TO BE DONE | Quote the records below in full, exactly as given, with the images taken out.

GIVEN RECORDS |
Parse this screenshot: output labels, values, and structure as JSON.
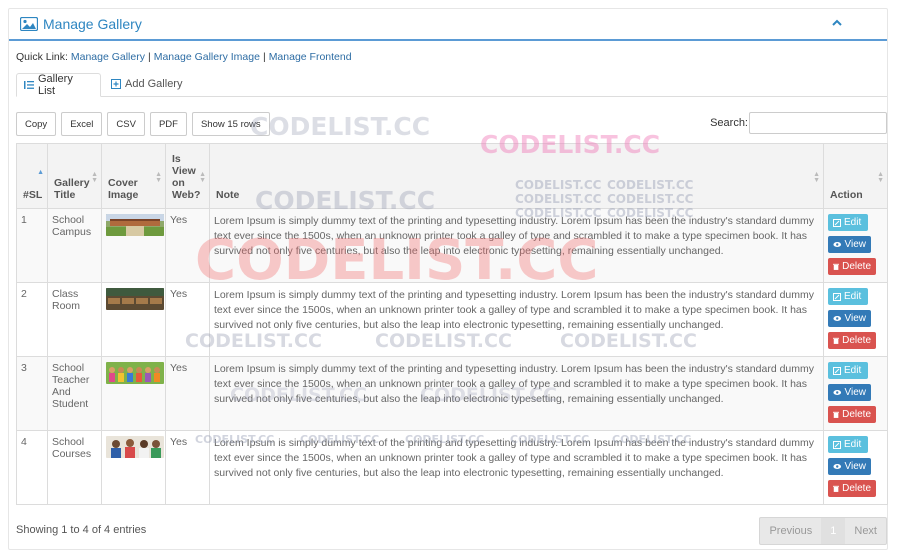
{
  "panel": {
    "title": "Manage Gallery"
  },
  "quick_links": {
    "label": "Quick Link:",
    "items": [
      "Manage Gallery",
      "Manage Gallery Image",
      "Manage Frontend"
    ],
    "separator": "|"
  },
  "tabs": [
    {
      "label": "Gallery List",
      "active": true
    },
    {
      "label": "Add Gallery",
      "active": false
    }
  ],
  "toolbar": {
    "buttons": [
      "Copy",
      "Excel",
      "CSV",
      "PDF",
      "Show 15 rows"
    ],
    "search_label": "Search:",
    "search_value": ""
  },
  "table": {
    "columns": [
      "#SL",
      "Gallery Title",
      "Cover Image",
      "Is View on Web?",
      "Note",
      "Action"
    ],
    "rows": [
      {
        "sl": "1",
        "title": "School Campus",
        "view": "Yes",
        "note": "Lorem Ipsum is simply dummy text of the printing and typesetting industry. Lorem Ipsum has been the industry's standard dummy text ever since the 1500s, when an unknown printer took a galley of type and scrambled it to make a type specimen book. It has survived not only five centuries, but also the leap into electronic typesetting, remaining essentially unchanged."
      },
      {
        "sl": "2",
        "title": "Class Room",
        "view": "Yes",
        "note": "Lorem Ipsum is simply dummy text of the printing and typesetting industry. Lorem Ipsum has been the industry's standard dummy text ever since the 1500s, when an unknown printer took a galley of type and scrambled it to make a type specimen book. It has survived not only five centuries, but also the leap into electronic typesetting, remaining essentially unchanged."
      },
      {
        "sl": "3",
        "title": "School Teacher And Student",
        "view": "Yes",
        "note": "Lorem Ipsum is simply dummy text of the printing and typesetting industry. Lorem Ipsum has been the industry's standard dummy text ever since the 1500s, when an unknown printer took a galley of type and scrambled it to make a type specimen book. It has survived not only five centuries, but also the leap into electronic typesetting, remaining essentially unchanged."
      },
      {
        "sl": "4",
        "title": "School Courses",
        "view": "Yes",
        "note": "Lorem Ipsum is simply dummy text of the printing and typesetting industry. Lorem Ipsum has been the industry's standard dummy text ever since the 1500s, when an unknown printer took a galley of type and scrambled it to make a type specimen book. It has survived not only five centuries, but also the leap into electronic typesetting, remaining essentially unchanged."
      }
    ],
    "actions": {
      "edit": "Edit",
      "view": "View",
      "delete": "Delete"
    }
  },
  "footer": {
    "info": "Showing 1 to 4 of 4 entries",
    "previous": "Previous",
    "page": "1",
    "next": "Next"
  },
  "watermark": "CODELIST.CC",
  "colors": {
    "accent": "#2e86c1",
    "edit": "#5bc0de",
    "view": "#337ab7",
    "delete": "#d9534f",
    "watermark_red": "#f26b6b",
    "watermark_pink": "#f07ab8",
    "watermark_gray": "#9aa0b5"
  }
}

COMPLETE ANSWER |
Parse this screenshot: output labels, values, and structure as JSON.
{
  "panel": {
    "title": "Manage Gallery"
  },
  "quick_links": {
    "label": "Quick Link:",
    "items": [
      "Manage Gallery",
      "Manage Gallery Image",
      "Manage Frontend"
    ],
    "separator": "|"
  },
  "tabs": [
    {
      "label": "Gallery List",
      "active": true
    },
    {
      "label": "Add Gallery",
      "active": false
    }
  ],
  "toolbar": {
    "buttons": [
      "Copy",
      "Excel",
      "CSV",
      "PDF",
      "Show 15 rows"
    ],
    "search_label": "Search:",
    "search_value": ""
  },
  "table": {
    "columns": [
      "#SL",
      "Gallery Title",
      "Cover Image",
      "Is View on Web?",
      "Note",
      "Action"
    ],
    "rows": [
      {
        "sl": "1",
        "title": "School Campus",
        "view": "Yes",
        "note": "Lorem Ipsum is simply dummy text of the printing and typesetting industry. Lorem Ipsum has been the industry's standard dummy text ever since the 1500s, when an unknown printer took a galley of type and scrambled it to make a type specimen book. It has survived not only five centuries, but also the leap into electronic typesetting, remaining essentially unchanged."
      },
      {
        "sl": "2",
        "title": "Class Room",
        "view": "Yes",
        "note": "Lorem Ipsum is simply dummy text of the printing and typesetting industry. Lorem Ipsum has been the industry's standard dummy text ever since the 1500s, when an unknown printer took a galley of type and scrambled it to make a type specimen book. It has survived not only five centuries, but also the leap into electronic typesetting, remaining essentially unchanged."
      },
      {
        "sl": "3",
        "title": "School Teacher And Student",
        "view": "Yes",
        "note": "Lorem Ipsum is simply dummy text of the printing and typesetting industry. Lorem Ipsum has been the industry's standard dummy text ever since the 1500s, when an unknown printer took a galley of type and scrambled it to make a type specimen book. It has survived not only five centuries, but also the leap into electronic typesetting, remaining essentially unchanged."
      },
      {
        "sl": "4",
        "title": "School Courses",
        "view": "Yes",
        "note": "Lorem Ipsum is simply dummy text of the printing and typesetting industry. Lorem Ipsum has been the industry's standard dummy text ever since the 1500s, when an unknown printer took a galley of type and scrambled it to make a type specimen book. It has survived not only five centuries, but also the leap into electronic typesetting, remaining essentially unchanged."
      }
    ],
    "actions": {
      "edit": "Edit",
      "view": "View",
      "delete": "Delete"
    }
  },
  "footer": {
    "info": "Showing 1 to 4 of 4 entries",
    "previous": "Previous",
    "page": "1",
    "next": "Next"
  },
  "watermark": "CODELIST.CC",
  "colors": {
    "accent": "#2e86c1",
    "edit": "#5bc0de",
    "view": "#337ab7",
    "delete": "#d9534f",
    "watermark_red": "#f26b6b",
    "watermark_pink": "#f07ab8",
    "watermark_gray": "#9aa0b5"
  }
}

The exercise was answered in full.